EXERCISE AIM: Go through the listing and set it down exactly, leaving out its pictures.

>>>>

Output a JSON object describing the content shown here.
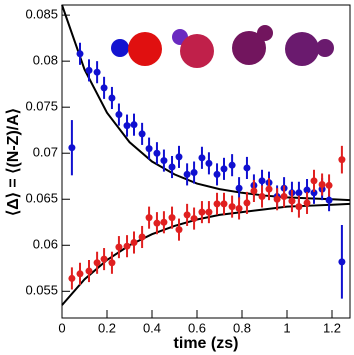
{
  "chart_data": {
    "type": "scatter",
    "x_label": "time (zs)",
    "y_label": "⟨Δ⟩ = ⟨(N-Z)/A⟩",
    "xlim": [
      0,
      1.28
    ],
    "ylim": [
      0.0521,
      0.0861
    ],
    "xticks": [
      0,
      0.2,
      0.4,
      0.6,
      0.8,
      1,
      1.2
    ],
    "yticks": [
      0.055,
      0.06,
      0.065,
      0.07,
      0.075,
      0.08,
      0.085
    ],
    "series": [
      {
        "color": "#1010d0",
        "x": [
          0.044,
          0.08,
          0.12,
          0.156,
          0.187,
          0.222,
          0.253,
          0.289,
          0.32,
          0.356,
          0.387,
          0.422,
          0.453,
          0.489,
          0.52,
          0.556,
          0.587,
          0.622,
          0.653,
          0.689,
          0.72,
          0.756,
          0.787,
          0.822,
          0.853,
          0.889,
          0.92,
          0.956,
          0.987,
          1.022,
          1.053,
          1.089,
          1.12,
          1.156,
          1.187,
          1.244
        ],
        "values": [
          0.0706,
          0.0808,
          0.079,
          0.0788,
          0.0771,
          0.076,
          0.0742,
          0.073,
          0.0731,
          0.0721,
          0.0705,
          0.07,
          0.0692,
          0.0685,
          0.0696,
          0.0677,
          0.0679,
          0.0695,
          0.0689,
          0.0677,
          0.0683,
          0.0687,
          0.0662,
          0.0684,
          0.0665,
          0.067,
          0.0668,
          0.0653,
          0.0662,
          0.0657,
          0.0657,
          0.066,
          0.0657,
          0.0661,
          0.0649,
          0.0582
        ],
        "errors": [
          0.003,
          0.0012,
          0.0012,
          0.0012,
          0.0012,
          0.0012,
          0.0012,
          0.0012,
          0.0012,
          0.0012,
          0.0012,
          0.0012,
          0.0012,
          0.0012,
          0.0012,
          0.0012,
          0.0012,
          0.0012,
          0.0012,
          0.0012,
          0.0012,
          0.0012,
          0.0012,
          0.0012,
          0.0012,
          0.0012,
          0.0012,
          0.0012,
          0.0012,
          0.0012,
          0.0012,
          0.0012,
          0.0012,
          0.0012,
          0.0012,
          0.004
        ]
      },
      {
        "color": "#e02020",
        "x": [
          0.044,
          0.08,
          0.12,
          0.156,
          0.187,
          0.222,
          0.253,
          0.289,
          0.32,
          0.356,
          0.387,
          0.422,
          0.453,
          0.489,
          0.52,
          0.556,
          0.587,
          0.622,
          0.653,
          0.689,
          0.72,
          0.756,
          0.787,
          0.822,
          0.853,
          0.889,
          0.92,
          0.956,
          0.987,
          1.022,
          1.053,
          1.089,
          1.12,
          1.156,
          1.187,
          1.244
        ],
        "values": [
          0.0564,
          0.0569,
          0.0572,
          0.0581,
          0.0585,
          0.0581,
          0.0598,
          0.0599,
          0.0603,
          0.0609,
          0.063,
          0.0624,
          0.0625,
          0.063,
          0.0617,
          0.0633,
          0.0629,
          0.0636,
          0.0636,
          0.0645,
          0.0645,
          0.0642,
          0.064,
          0.0646,
          0.0659,
          0.0653,
          0.0661,
          0.065,
          0.0653,
          0.0648,
          0.0642,
          0.0646,
          0.067,
          0.0666,
          0.0665,
          0.0693
        ],
        "errors": [
          0.0012,
          0.0012,
          0.0012,
          0.0012,
          0.0012,
          0.0012,
          0.0012,
          0.0012,
          0.0012,
          0.0012,
          0.0012,
          0.0012,
          0.0012,
          0.0012,
          0.0012,
          0.0012,
          0.0012,
          0.0012,
          0.0012,
          0.0012,
          0.0012,
          0.0012,
          0.0012,
          0.0012,
          0.0012,
          0.0012,
          0.0012,
          0.0012,
          0.0012,
          0.0012,
          0.0012,
          0.0012,
          0.0012,
          0.0012,
          0.0012,
          0.0015
        ]
      }
    ],
    "fits": [
      {
        "color": "#000000",
        "x": [
          0,
          0.1,
          0.2,
          0.3,
          0.4,
          0.5,
          0.6,
          0.7,
          0.8,
          0.9,
          1,
          1.1,
          1.2,
          1.28
        ],
        "values": [
          0.0861,
          0.0791,
          0.0744,
          0.0712,
          0.0691,
          0.0677,
          0.0667,
          0.0661,
          0.0657,
          0.0654,
          0.0652,
          0.0651,
          0.065,
          0.0649
        ]
      },
      {
        "color": "#000000",
        "x": [
          0,
          0.1,
          0.2,
          0.3,
          0.4,
          0.5,
          0.6,
          0.7,
          0.8,
          0.9,
          1,
          1.1,
          1.2,
          1.28
        ],
        "values": [
          0.0535,
          0.0563,
          0.0584,
          0.06,
          0.0612,
          0.0621,
          0.0628,
          0.0633,
          0.0636,
          0.0639,
          0.0642,
          0.0643,
          0.0644,
          0.0645
        ]
      }
    ]
  }
}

<<<<

THE COMPLETED TASK:
Output a JSON object describing the content shown here.
{
  "chart_data": {
    "type": "scatter",
    "x_label": "time (zs)",
    "y_label": "⟨Δ⟩ = ⟨(N-Z)/A⟩",
    "xlim": [
      0,
      1.28
    ],
    "ylim": [
      0.0521,
      0.0861
    ],
    "xticks": [
      0,
      0.2,
      0.4,
      0.6,
      0.8,
      1,
      1.2
    ],
    "yticks": [
      0.055,
      0.06,
      0.065,
      0.07,
      0.075,
      0.08,
      0.085
    ],
    "series": [
      {
        "color": "#1010d0",
        "x": [
          0.044,
          0.08,
          0.12,
          0.156,
          0.187,
          0.222,
          0.253,
          0.289,
          0.32,
          0.356,
          0.387,
          0.422,
          0.453,
          0.489,
          0.52,
          0.556,
          0.587,
          0.622,
          0.653,
          0.689,
          0.72,
          0.756,
          0.787,
          0.822,
          0.853,
          0.889,
          0.92,
          0.956,
          0.987,
          1.022,
          1.053,
          1.089,
          1.12,
          1.156,
          1.187,
          1.244
        ],
        "values": [
          0.0706,
          0.0808,
          0.079,
          0.0788,
          0.0771,
          0.076,
          0.0742,
          0.073,
          0.0731,
          0.0721,
          0.0705,
          0.07,
          0.0692,
          0.0685,
          0.0696,
          0.0677,
          0.0679,
          0.0695,
          0.0689,
          0.0677,
          0.0683,
          0.0687,
          0.0662,
          0.0684,
          0.0665,
          0.067,
          0.0668,
          0.0653,
          0.0662,
          0.0657,
          0.0657,
          0.066,
          0.0657,
          0.0661,
          0.0649,
          0.0582
        ],
        "errors": [
          0.003,
          0.0012,
          0.0012,
          0.0012,
          0.0012,
          0.0012,
          0.0012,
          0.0012,
          0.0012,
          0.0012,
          0.0012,
          0.0012,
          0.0012,
          0.0012,
          0.0012,
          0.0012,
          0.0012,
          0.0012,
          0.0012,
          0.0012,
          0.0012,
          0.0012,
          0.0012,
          0.0012,
          0.0012,
          0.0012,
          0.0012,
          0.0012,
          0.0012,
          0.0012,
          0.0012,
          0.0012,
          0.0012,
          0.0012,
          0.0012,
          0.004
        ]
      },
      {
        "color": "#e02020",
        "x": [
          0.044,
          0.08,
          0.12,
          0.156,
          0.187,
          0.222,
          0.253,
          0.289,
          0.32,
          0.356,
          0.387,
          0.422,
          0.453,
          0.489,
          0.52,
          0.556,
          0.587,
          0.622,
          0.653,
          0.689,
          0.72,
          0.756,
          0.787,
          0.822,
          0.853,
          0.889,
          0.92,
          0.956,
          0.987,
          1.022,
          1.053,
          1.089,
          1.12,
          1.156,
          1.187,
          1.244
        ],
        "values": [
          0.0564,
          0.0569,
          0.0572,
          0.0581,
          0.0585,
          0.0581,
          0.0598,
          0.0599,
          0.0603,
          0.0609,
          0.063,
          0.0624,
          0.0625,
          0.063,
          0.0617,
          0.0633,
          0.0629,
          0.0636,
          0.0636,
          0.0645,
          0.0645,
          0.0642,
          0.064,
          0.0646,
          0.0659,
          0.0653,
          0.0661,
          0.065,
          0.0653,
          0.0648,
          0.0642,
          0.0646,
          0.067,
          0.0666,
          0.0665,
          0.0693
        ],
        "errors": [
          0.0012,
          0.0012,
          0.0012,
          0.0012,
          0.0012,
          0.0012,
          0.0012,
          0.0012,
          0.0012,
          0.0012,
          0.0012,
          0.0012,
          0.0012,
          0.0012,
          0.0012,
          0.0012,
          0.0012,
          0.0012,
          0.0012,
          0.0012,
          0.0012,
          0.0012,
          0.0012,
          0.0012,
          0.0012,
          0.0012,
          0.0012,
          0.0012,
          0.0012,
          0.0012,
          0.0012,
          0.0012,
          0.0012,
          0.0012,
          0.0012,
          0.0015
        ]
      }
    ],
    "fits": [
      {
        "color": "#000000",
        "x": [
          0,
          0.1,
          0.2,
          0.3,
          0.4,
          0.5,
          0.6,
          0.7,
          0.8,
          0.9,
          1,
          1.1,
          1.2,
          1.28
        ],
        "values": [
          0.0861,
          0.0791,
          0.0744,
          0.0712,
          0.0691,
          0.0677,
          0.0667,
          0.0661,
          0.0657,
          0.0654,
          0.0652,
          0.0651,
          0.065,
          0.0649
        ]
      },
      {
        "color": "#000000",
        "x": [
          0,
          0.1,
          0.2,
          0.3,
          0.4,
          0.5,
          0.6,
          0.7,
          0.8,
          0.9,
          1,
          1.1,
          1.2,
          1.28
        ],
        "values": [
          0.0535,
          0.0563,
          0.0584,
          0.06,
          0.0612,
          0.0621,
          0.0628,
          0.0633,
          0.0636,
          0.0639,
          0.0642,
          0.0643,
          0.0644,
          0.0645
        ]
      }
    ]
  }
}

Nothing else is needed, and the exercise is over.